───── TEXT EXCERPT

One such song Agafia is currently working on recording;  it’s called “Handprint,” and it leaves an impact, especially if the listener has ever experienced any kind of abusive relationship.

Maybe there’s a heaven but I’m still in hell.

My daddy don’t know you and that’s just as well.

You reap what you sow though, that much is true;

What goes around comes around, but not just to you…

But don’t be deceived by the hint of tragedy in this mom-and-daughter duo’s story-songs: Neither is a pushover. Both are tough, strong, and, frankly, bad-ass. Smith raised her kids to be strong, independent, and confident; Agafia “came out that way” the day she was born, her mom said, laughing. One of Agafia’s hobbies that many don’t know about is karate and traditional martial arts; she’s trained in that arena regularly since age 6, and she has taught classes in karate for kids and teens. 

Agafia is not just an “old soul”; she’s extremely smart and wise for her young age. Part of that comes from having lived through major challenges with a mom who communicated with her openly and never tried to hide the truth from her. Part of it comes from being one who seeks knowledge constantly and enjoys learning; eager to begin working on her college degree at Arkansas Tech University in Russellville, Agafia began taking college courses while she was still in high school in nearby Dover.

By way of explanation, Agafia says: “I feel old sometimes, like I’m running out of time. I’ve always felt like that, ever since I was a kid. I’m learning how to deal with that. And learning how to relax more.”

The early stages of learning to relax in adulthood included going to see more non-mainstream live music. And, as fate would have it, her first festival experience at 2013’s Yonder Mountain String Bands Harvest Festival at Mulberry Mountain instigated a new dream and a new drive in Agafia, who at the time was within shouting distance of finishing her business degree.

“At Harvest Festival, I saw you didn’t have to be a pop star to have an audience and a career in music; songwriting is still very much alive – just not on mainstream radio,” she said matter-of-factly. “So I started diving into and going to these festivals, and I was like ‘Wow! I really do have a place here!’”

Agafia recounts knowing from a young age that music was a big part of her heart. “My mom would save up money to take us kids to the Grand Ole Opry in summertime,” she recalls. “I always knew there was something there for me – I would get goose bumps the whole time; it hit me a little differently than it than it did other kids, I think.”

Agafia recalls that the only vocal instruction or advice she ever had was from her elementary school choir teacher, Gloria Hardgrave. Hardgrave “let me do my own sound,” Agafia said. “She didn’t discourage me from having my own accents on things; instead, she taught me the basics like everyone else, but she let me run with it, encouraged me to keep developing my own sound.”

──────────

● **INSTRUCTION A**
Render everything from the first of the rows down to the line containing "ruler-tick — [76, 690, 77, 699]" as a numbered list, leaving out any blank lines.

───── GIVEN DATA

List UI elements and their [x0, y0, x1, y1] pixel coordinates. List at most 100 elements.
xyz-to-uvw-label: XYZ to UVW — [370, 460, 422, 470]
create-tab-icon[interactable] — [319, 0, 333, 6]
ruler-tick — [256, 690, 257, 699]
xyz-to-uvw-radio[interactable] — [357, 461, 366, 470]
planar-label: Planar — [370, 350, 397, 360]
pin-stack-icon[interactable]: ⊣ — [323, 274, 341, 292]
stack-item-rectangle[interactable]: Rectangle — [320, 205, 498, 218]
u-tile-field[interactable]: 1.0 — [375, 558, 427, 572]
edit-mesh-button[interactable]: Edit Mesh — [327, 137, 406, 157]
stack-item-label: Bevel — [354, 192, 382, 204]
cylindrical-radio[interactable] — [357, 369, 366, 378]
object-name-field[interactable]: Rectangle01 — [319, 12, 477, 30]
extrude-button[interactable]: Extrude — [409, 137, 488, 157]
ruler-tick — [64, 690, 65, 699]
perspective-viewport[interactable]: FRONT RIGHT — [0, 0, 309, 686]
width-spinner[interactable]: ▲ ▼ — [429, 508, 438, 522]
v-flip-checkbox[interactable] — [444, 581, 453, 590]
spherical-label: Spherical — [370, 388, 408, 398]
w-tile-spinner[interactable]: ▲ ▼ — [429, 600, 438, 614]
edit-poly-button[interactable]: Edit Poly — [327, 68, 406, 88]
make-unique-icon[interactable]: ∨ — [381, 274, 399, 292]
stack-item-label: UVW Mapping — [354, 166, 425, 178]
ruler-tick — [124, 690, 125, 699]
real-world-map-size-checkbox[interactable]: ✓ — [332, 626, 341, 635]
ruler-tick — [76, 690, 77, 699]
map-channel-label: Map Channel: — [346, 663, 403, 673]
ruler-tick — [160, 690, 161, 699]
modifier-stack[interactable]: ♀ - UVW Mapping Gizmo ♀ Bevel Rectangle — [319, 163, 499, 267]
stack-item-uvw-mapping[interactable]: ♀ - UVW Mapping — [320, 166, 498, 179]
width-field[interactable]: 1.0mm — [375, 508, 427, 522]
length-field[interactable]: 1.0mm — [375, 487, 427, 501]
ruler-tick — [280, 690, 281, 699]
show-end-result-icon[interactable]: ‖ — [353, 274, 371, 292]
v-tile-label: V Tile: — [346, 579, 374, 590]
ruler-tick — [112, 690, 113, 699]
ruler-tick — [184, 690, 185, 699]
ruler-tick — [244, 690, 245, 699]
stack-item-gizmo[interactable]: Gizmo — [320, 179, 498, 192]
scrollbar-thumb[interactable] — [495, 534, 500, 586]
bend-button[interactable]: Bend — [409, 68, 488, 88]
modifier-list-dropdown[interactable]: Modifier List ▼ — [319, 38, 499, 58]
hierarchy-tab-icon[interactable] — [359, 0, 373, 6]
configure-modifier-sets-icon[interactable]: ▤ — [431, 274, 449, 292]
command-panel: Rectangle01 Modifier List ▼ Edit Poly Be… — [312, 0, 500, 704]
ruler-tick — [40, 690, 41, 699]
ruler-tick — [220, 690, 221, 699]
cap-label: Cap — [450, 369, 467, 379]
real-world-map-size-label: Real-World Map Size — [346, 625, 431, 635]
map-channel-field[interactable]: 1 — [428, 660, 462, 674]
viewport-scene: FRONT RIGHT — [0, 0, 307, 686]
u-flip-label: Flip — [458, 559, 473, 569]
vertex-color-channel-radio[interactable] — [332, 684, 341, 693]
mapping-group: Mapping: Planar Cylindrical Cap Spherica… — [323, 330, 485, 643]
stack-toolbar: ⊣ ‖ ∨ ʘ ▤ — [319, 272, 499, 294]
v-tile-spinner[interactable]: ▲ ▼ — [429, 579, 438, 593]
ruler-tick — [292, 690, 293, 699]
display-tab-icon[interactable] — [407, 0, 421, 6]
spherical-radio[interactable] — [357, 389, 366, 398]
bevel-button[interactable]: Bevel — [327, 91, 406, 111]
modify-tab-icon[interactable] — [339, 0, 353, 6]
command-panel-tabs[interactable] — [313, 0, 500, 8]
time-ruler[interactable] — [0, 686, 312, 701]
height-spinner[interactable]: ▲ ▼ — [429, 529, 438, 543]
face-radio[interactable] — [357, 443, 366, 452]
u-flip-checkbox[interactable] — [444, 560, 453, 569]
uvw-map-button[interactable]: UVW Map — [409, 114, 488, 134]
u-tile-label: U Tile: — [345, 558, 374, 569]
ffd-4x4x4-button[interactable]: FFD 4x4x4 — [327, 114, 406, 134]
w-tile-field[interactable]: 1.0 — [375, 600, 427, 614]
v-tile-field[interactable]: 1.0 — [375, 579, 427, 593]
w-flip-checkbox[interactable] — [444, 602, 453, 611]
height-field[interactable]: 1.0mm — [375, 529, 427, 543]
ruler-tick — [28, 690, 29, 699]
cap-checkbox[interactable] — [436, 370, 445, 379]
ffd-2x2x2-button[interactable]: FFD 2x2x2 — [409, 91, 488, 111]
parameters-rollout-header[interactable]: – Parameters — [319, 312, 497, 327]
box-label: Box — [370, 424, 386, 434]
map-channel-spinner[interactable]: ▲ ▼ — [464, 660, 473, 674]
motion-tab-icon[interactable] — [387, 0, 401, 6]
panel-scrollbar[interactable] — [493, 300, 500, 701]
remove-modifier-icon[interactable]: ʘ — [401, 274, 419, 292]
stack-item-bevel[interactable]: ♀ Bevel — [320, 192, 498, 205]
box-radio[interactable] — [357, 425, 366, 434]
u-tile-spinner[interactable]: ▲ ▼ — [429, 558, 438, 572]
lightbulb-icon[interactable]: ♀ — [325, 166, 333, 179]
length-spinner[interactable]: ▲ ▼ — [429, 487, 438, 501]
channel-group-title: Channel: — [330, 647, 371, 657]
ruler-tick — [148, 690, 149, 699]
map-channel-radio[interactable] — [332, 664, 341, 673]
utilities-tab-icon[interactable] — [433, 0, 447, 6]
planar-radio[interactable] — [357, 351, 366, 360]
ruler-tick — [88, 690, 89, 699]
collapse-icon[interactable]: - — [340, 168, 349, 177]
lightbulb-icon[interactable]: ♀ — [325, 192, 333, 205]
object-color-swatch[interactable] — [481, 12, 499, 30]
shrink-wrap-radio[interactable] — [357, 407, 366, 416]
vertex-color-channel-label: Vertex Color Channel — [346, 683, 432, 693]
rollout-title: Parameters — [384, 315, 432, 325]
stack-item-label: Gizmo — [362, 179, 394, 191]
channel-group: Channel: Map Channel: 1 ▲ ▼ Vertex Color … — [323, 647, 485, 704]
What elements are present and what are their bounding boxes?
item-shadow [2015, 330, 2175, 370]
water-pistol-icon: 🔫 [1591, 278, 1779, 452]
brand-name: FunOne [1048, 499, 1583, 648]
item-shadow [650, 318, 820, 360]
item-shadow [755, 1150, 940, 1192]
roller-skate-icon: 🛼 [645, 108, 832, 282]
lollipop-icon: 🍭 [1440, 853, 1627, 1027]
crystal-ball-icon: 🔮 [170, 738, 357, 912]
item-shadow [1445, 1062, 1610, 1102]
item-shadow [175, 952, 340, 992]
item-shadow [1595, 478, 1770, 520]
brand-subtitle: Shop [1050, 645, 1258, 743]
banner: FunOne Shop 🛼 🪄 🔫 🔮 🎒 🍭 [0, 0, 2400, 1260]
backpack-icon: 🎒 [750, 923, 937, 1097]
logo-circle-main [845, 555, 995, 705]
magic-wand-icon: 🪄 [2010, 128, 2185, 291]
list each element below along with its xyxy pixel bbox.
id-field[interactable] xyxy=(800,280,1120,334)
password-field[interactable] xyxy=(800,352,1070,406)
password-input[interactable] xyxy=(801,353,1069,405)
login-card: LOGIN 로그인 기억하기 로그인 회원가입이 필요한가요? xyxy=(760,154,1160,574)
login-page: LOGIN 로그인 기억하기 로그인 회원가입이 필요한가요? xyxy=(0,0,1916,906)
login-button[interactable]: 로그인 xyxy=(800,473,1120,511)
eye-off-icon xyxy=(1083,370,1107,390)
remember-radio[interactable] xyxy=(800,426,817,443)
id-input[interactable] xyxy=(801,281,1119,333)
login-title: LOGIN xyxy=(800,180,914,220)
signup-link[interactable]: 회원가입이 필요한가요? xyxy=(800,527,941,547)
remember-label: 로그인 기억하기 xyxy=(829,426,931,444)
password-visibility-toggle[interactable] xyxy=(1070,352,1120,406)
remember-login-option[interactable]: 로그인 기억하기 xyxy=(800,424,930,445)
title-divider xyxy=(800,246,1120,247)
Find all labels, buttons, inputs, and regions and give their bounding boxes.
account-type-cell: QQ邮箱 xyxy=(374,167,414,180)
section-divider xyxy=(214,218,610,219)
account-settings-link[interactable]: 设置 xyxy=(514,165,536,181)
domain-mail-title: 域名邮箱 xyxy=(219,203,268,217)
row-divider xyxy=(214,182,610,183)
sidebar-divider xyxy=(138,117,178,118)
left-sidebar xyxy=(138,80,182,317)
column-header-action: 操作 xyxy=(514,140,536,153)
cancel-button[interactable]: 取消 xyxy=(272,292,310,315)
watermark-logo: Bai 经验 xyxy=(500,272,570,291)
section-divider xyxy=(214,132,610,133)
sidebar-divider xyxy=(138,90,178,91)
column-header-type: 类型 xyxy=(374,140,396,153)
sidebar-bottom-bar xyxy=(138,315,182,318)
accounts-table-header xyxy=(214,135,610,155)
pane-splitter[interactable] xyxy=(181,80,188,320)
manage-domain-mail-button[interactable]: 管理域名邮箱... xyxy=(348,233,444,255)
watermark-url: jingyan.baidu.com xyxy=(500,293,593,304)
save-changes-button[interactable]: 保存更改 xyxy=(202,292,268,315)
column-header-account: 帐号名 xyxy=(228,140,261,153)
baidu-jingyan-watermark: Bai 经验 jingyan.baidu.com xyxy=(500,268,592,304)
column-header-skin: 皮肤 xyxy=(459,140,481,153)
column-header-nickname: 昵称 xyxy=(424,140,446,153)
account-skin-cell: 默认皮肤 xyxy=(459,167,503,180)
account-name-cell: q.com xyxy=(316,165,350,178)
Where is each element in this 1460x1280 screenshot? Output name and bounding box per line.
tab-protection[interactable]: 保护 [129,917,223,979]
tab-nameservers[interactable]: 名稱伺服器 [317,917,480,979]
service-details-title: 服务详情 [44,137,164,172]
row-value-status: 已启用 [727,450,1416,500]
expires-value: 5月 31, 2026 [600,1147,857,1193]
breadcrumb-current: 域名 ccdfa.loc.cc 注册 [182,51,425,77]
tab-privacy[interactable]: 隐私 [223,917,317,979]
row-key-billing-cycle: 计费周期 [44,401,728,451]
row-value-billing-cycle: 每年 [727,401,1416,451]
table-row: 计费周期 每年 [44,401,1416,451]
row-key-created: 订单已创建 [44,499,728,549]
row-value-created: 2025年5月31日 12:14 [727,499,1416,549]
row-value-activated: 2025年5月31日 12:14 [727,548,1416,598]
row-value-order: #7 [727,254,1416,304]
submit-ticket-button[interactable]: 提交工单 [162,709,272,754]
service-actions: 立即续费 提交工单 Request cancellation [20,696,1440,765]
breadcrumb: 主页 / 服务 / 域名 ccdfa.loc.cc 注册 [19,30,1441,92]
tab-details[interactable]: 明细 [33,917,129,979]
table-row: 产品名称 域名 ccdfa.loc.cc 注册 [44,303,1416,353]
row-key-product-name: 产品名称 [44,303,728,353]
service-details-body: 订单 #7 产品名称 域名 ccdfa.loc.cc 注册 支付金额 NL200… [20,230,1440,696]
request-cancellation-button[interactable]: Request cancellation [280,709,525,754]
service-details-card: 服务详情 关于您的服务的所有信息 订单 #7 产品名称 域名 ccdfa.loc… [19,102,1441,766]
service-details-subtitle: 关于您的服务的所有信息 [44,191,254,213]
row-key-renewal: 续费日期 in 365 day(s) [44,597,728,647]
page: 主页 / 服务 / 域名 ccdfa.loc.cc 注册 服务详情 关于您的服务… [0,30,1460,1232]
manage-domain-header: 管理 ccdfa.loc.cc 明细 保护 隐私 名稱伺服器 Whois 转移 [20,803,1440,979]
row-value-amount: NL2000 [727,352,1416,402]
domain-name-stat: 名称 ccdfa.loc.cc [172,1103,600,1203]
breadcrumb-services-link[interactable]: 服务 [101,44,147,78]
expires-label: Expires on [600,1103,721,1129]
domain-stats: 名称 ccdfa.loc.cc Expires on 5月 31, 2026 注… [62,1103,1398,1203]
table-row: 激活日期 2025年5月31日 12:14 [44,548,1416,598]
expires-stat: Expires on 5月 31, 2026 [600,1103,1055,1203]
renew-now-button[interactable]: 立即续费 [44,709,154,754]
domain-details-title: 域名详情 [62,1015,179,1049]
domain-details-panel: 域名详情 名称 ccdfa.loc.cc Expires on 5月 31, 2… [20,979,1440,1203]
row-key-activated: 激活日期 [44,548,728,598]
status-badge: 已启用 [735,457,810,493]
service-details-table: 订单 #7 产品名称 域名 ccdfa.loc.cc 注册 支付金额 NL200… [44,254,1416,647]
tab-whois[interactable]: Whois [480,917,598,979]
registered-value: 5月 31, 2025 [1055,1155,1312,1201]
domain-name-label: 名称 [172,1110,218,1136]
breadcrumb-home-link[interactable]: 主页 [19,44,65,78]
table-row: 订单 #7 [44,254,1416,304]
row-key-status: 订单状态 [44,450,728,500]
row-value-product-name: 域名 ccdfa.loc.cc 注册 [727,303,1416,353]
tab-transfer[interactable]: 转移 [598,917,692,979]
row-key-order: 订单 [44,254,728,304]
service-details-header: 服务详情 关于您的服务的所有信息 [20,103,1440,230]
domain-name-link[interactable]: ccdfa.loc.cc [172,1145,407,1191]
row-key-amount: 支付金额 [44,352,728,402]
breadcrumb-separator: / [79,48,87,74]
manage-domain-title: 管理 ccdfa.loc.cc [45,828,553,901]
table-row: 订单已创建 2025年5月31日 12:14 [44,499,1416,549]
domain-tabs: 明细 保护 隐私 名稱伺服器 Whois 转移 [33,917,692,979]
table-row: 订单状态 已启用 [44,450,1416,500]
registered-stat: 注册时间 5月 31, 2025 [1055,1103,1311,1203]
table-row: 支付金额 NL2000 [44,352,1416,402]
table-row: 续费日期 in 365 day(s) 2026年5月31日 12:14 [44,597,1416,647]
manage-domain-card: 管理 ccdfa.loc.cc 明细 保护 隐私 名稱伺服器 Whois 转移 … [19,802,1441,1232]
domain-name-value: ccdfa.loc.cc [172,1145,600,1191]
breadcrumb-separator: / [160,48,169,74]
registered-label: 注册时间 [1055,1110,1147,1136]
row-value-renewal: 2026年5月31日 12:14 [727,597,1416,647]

──────────

● **INSTRUCTION B**
In one to three sentences, explain what the article on Agafia says accounts for her being so smart and wise for her young age.

● **WORKED ANSWER A**
1. List UI elements and their [x0, y0, x1, y1] pixel coordinates. List at most 100 elements.
2. xyz-to-uvw-label: XYZ to UVW — [370, 460, 422, 470]
3. create-tab-icon[interactable] — [319, 0, 333, 6]
4. ruler-tick — [256, 690, 257, 699]
5. xyz-to-uvw-radio[interactable] — [357, 461, 366, 470]
6. planar-label: Planar — [370, 350, 397, 360]
7. pin-stack-icon[interactable]: ⊣ — [323, 274, 341, 292]
8. stack-item-rectangle[interactable]: Rectangle — [320, 205, 498, 218]
9. u-tile-field[interactable]: 1.0 — [375, 558, 427, 572]
10. edit-mesh-button[interactable]: Edit Mesh — [327, 137, 406, 157]
11. stack-item-label: Bevel — [354, 192, 382, 204]
12. cylindrical-radio[interactable] — [357, 369, 366, 378]
13. object-name-field[interactable]: Rectangle01 — [319, 12, 477, 30]
14. extrude-button[interactable]: Extrude — [409, 137, 488, 157]
15. ruler-tick — [64, 690, 65, 699]
16. perspective-viewport[interactable]: FRONT RIGHT — [0, 0, 309, 686]
17. width-spinner[interactable]: ▲ ▼ — [429, 508, 438, 522]
18. v-flip-checkbox[interactable] — [444, 581, 453, 590]
19. spherical-label: Spherical — [370, 388, 408, 398]
20. w-tile-spinner[interactable]: ▲ ▼ — [429, 600, 438, 614]
21. edit-poly-button[interactable]: Edit Poly — [327, 68, 406, 88]
22. make-unique-icon[interactable]: ∨ — [381, 274, 399, 292]
23. stack-item-label: UVW Mapping — [354, 166, 425, 178]
24. ruler-tick — [124, 690, 125, 699]
25. real-world-map-size-checkbox[interactable]: ✓ — [332, 626, 341, 635]
26. ruler-tick — [76, 690, 77, 699]

● **WORKED ANSWER B**
Part of it comes from having lived through major challenges with a mom who communicated openly with her and never tried to hide the truth from her. Part of it comes from her constantly seeking knowledge and enjoying learning.